(Dataset items)
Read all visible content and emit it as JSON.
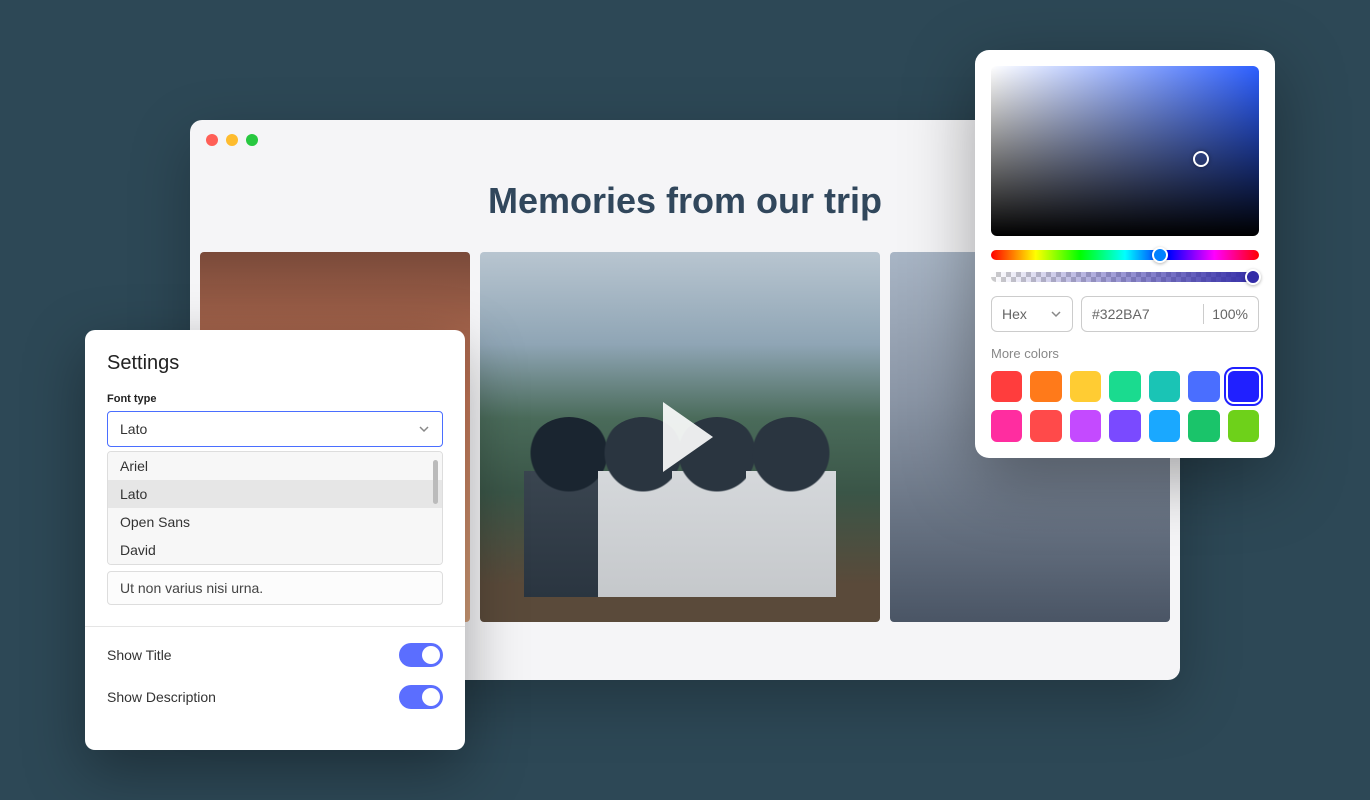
{
  "browser": {
    "page_title": "Memories from our trip"
  },
  "settings": {
    "title": "Settings",
    "font_type_label": "Font type",
    "font_selected": "Lato",
    "font_options": [
      "Ariel",
      "Lato",
      "Open Sans",
      "David"
    ],
    "text_value": "Ut non varius nisi urna.",
    "show_title_label": "Show Title",
    "show_title_on": true,
    "show_description_label": "Show Description",
    "show_description_on": true
  },
  "color_picker": {
    "format": "Hex",
    "hex": "#322BA7",
    "opacity": "100%",
    "more_colors_label": "More colors",
    "swatches": [
      {
        "color": "#ff3d3d",
        "selected": false
      },
      {
        "color": "#ff7a1a",
        "selected": false
      },
      {
        "color": "#ffcc33",
        "selected": false
      },
      {
        "color": "#1adb8f",
        "selected": false
      },
      {
        "color": "#1ac4b5",
        "selected": false
      },
      {
        "color": "#4a6eff",
        "selected": false
      },
      {
        "color": "#2020ff",
        "selected": true
      },
      {
        "color": "#ff2da0",
        "selected": false
      },
      {
        "color": "#ff4a4a",
        "selected": false
      },
      {
        "color": "#c44aff",
        "selected": false
      },
      {
        "color": "#7a4aff",
        "selected": false
      },
      {
        "color": "#1aa8ff",
        "selected": false
      },
      {
        "color": "#1ac46a",
        "selected": false
      },
      {
        "color": "#6ed11a",
        "selected": false
      }
    ]
  }
}
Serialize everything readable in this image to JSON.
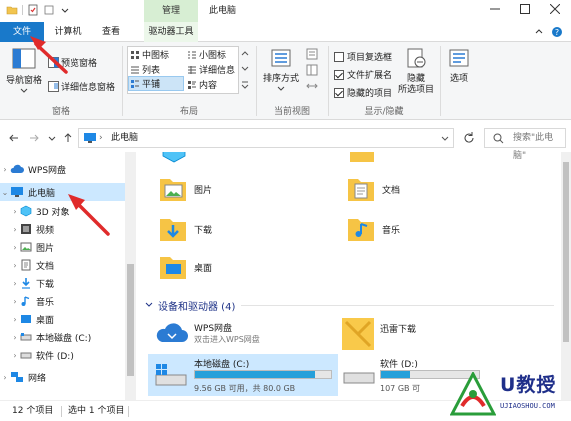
{
  "window": {
    "context_tab": "管理",
    "title": "此电脑",
    "controls": [
      "minimize",
      "maximize",
      "close"
    ]
  },
  "ribbon_tabs": {
    "file": "文件",
    "computer": "计算机",
    "view": "查看",
    "drive_tools": "驱动器工具"
  },
  "ribbon": {
    "panes": {
      "label": "窗格",
      "nav_pane": "导航窗格",
      "preview_pane": "预览窗格",
      "details_pane": "详细信息窗格"
    },
    "layout": {
      "label": "布局",
      "items": [
        "中图标",
        "小图标",
        "列表",
        "详细信息",
        "平铺",
        "内容"
      ],
      "selected": "平铺"
    },
    "current_view": {
      "label": "当前视图",
      "sort_by": "排序方式"
    },
    "show_hide": {
      "label": "显示/隐藏",
      "item_checkboxes": "项目复选框",
      "file_extensions": "文件扩展名",
      "hidden_items": "隐藏的项目",
      "hide_selected": "隐藏",
      "hide_selected_line2": "所选项目",
      "checked": {
        "item_checkboxes": false,
        "file_extensions": true,
        "hidden_items": true
      }
    },
    "options": "选项"
  },
  "address": {
    "path": "此电脑",
    "search_placeholder": "搜索\"此电脑\""
  },
  "nav_pane": {
    "wps": "WPS网盘",
    "this_pc": "此电脑",
    "children": [
      "3D 对象",
      "视频",
      "图片",
      "文档",
      "下载",
      "音乐",
      "桌面",
      "本地磁盘 (C:)",
      "软件 (D:)"
    ],
    "network": "网络"
  },
  "folders": {
    "pictures": "图片",
    "documents": "文档",
    "downloads": "下载",
    "music": "音乐",
    "desktop": "桌面"
  },
  "devices": {
    "header": "设备和驱动器 (4)",
    "wps_name": "WPS网盘",
    "wps_sub": "双击进入WPS网盘",
    "xunlei": "迅雷下载",
    "c_name": "本地磁盘 (C:)",
    "c_space": "9.56 GB 可用，共 80.0 GB",
    "c_used_fraction": 0.88,
    "d_name": "软件 (D:)",
    "d_space": "107 GB 可",
    "d_used_fraction": 0.3
  },
  "status": {
    "count": "12 个项目",
    "selected": "选中 1 个项目"
  },
  "watermark": {
    "main": "U教授",
    "url": "UJIAOSHOU.COM"
  },
  "colors": {
    "accent": "#1979ca",
    "context_tab": "#d7eed3",
    "selection": "#cce8ff",
    "bar_fill": "#26a0da",
    "annotation": "#e02b2b"
  }
}
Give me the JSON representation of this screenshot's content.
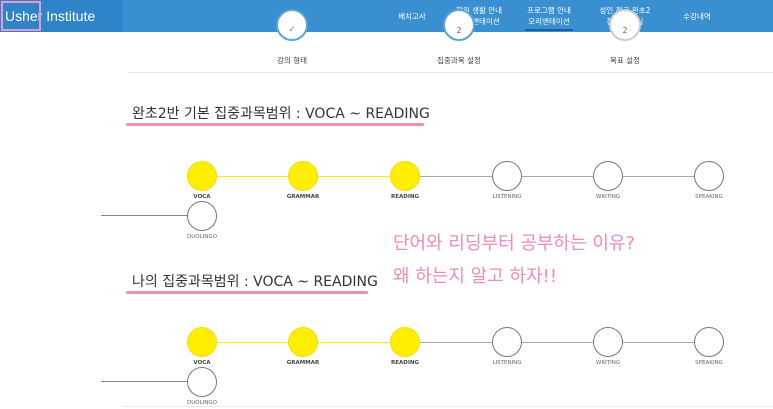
{
  "header": {
    "brand": "Usher Institute",
    "nav": [
      {
        "label": "배치고사"
      },
      {
        "label": "학원 생활 안내\n오리엔테이션"
      },
      {
        "label": "프로그램 안내\n오리엔테이션"
      },
      {
        "label": "성인 정규 완초2\n참강 강의실"
      },
      {
        "label": "수강내역"
      }
    ]
  },
  "steps": [
    {
      "number": "",
      "label": "강의 형태"
    },
    {
      "number": "2",
      "label": "집중과목 설정"
    },
    {
      "number": "2",
      "label": "목표 설정"
    }
  ],
  "sections": [
    {
      "title": "완초2반 기본 집중과목범위 : VOCA ~ READING"
    },
    {
      "title": "나의 집중과목범위 : VOCA ~ READING"
    }
  ],
  "annotation": {
    "line1": "단어와 리딩부터 공부하는 이유?",
    "line2": "왜 하는지 알고 하자!!"
  },
  "subjects": [
    "VOCA",
    "GRAMMAR",
    "READING",
    "LISTENING",
    "WRITING",
    "SPEAKING",
    "DUOLINGO"
  ],
  "colors": {
    "nav_bg": "#3a8fd0",
    "highlight_yellow": "#ffee00",
    "annotation_pink": "#f08ab8"
  },
  "icons": {
    "step_done": "check-icon"
  }
}
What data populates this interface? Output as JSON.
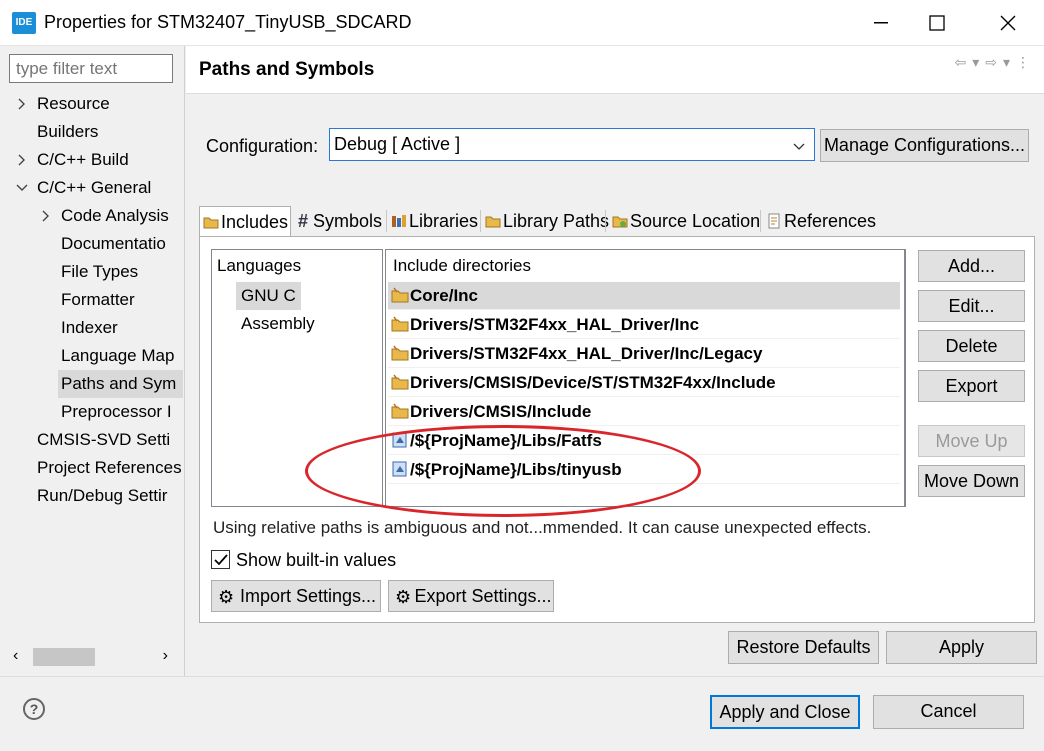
{
  "window": {
    "icon_text": "IDE",
    "title": "Properties for STM32407_TinyUSB_SDCARD"
  },
  "filter": {
    "placeholder": "type filter text"
  },
  "tree": [
    {
      "label": "Resource",
      "twisty": "›"
    },
    {
      "label": "Builders",
      "twisty": ""
    },
    {
      "label": "C/C++ Build",
      "twisty": "›"
    },
    {
      "label": "C/C++ General",
      "twisty": "⌄"
    },
    {
      "label": "Code Analysis",
      "twisty": "›"
    },
    {
      "label": "Documentatio",
      "twisty": ""
    },
    {
      "label": "File Types",
      "twisty": ""
    },
    {
      "label": "Formatter",
      "twisty": ""
    },
    {
      "label": "Indexer",
      "twisty": ""
    },
    {
      "label": "Language Map",
      "twisty": ""
    },
    {
      "label": "Paths and Sym",
      "twisty": ""
    },
    {
      "label": "Preprocessor I",
      "twisty": ""
    },
    {
      "label": "CMSIS-SVD Setti",
      "twisty": ""
    },
    {
      "label": "Project References",
      "twisty": ""
    },
    {
      "label": "Run/Debug Settir",
      "twisty": ""
    }
  ],
  "page": {
    "title": "Paths and Symbols"
  },
  "config": {
    "label": "Configuration:",
    "value": "Debug  [ Active ]",
    "manage_button": "Manage Configurations..."
  },
  "tabs": [
    {
      "label": "Includes",
      "icon": "folder-include-icon"
    },
    {
      "label": "Symbols",
      "icon": "hash-icon"
    },
    {
      "label": "Libraries",
      "icon": "library-icon"
    },
    {
      "label": "Library Paths",
      "icon": "library-path-icon"
    },
    {
      "label": "Source Location",
      "icon": "source-folder-icon"
    },
    {
      "label": "References",
      "icon": "reference-icon"
    }
  ],
  "languages": {
    "header": "Languages",
    "items": [
      "GNU C",
      "Assembly"
    ]
  },
  "includes": {
    "header": "Include directories",
    "items": [
      "Core/Inc",
      "Drivers/STM32F4xx_HAL_Driver/Inc",
      "Drivers/STM32F4xx_HAL_Driver/Inc/Legacy",
      "Drivers/CMSIS/Device/ST/STM32F4xx/Include",
      "Drivers/CMSIS/Include",
      "/${ProjName}/Libs/Fatfs",
      "/${ProjName}/Libs/tinyusb"
    ]
  },
  "side_buttons": {
    "add": "Add...",
    "edit": "Edit...",
    "delete": "Delete",
    "export": "Export",
    "move_up": "Move Up",
    "move_down": "Move Down"
  },
  "warning": "Using relative paths is ambiguous and not...mmended. It can cause unexpected effects.",
  "show_builtin": {
    "label": "Show built-in values",
    "checked": true
  },
  "settings_buttons": {
    "import": "Import Settings...",
    "export": "Export Settings..."
  },
  "bottom": {
    "restore": "Restore Defaults",
    "apply": "Apply",
    "apply_close": "Apply and Close",
    "cancel": "Cancel",
    "help": "?"
  },
  "colors": {
    "annotation": "#d9262b",
    "accent": "#0078d7"
  }
}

■ TASK DIRECTIONS: Using the material above, copy every line in which the string "JSON" occurs.

■ OUTPUT FOR THIS EXERCISE:
Read all visible content and emit it as JSON.
Serialize everything readable in this image to JSON.
Give me the JSON representation of this screenshot's content.
What data populates this interface? Output as JSON.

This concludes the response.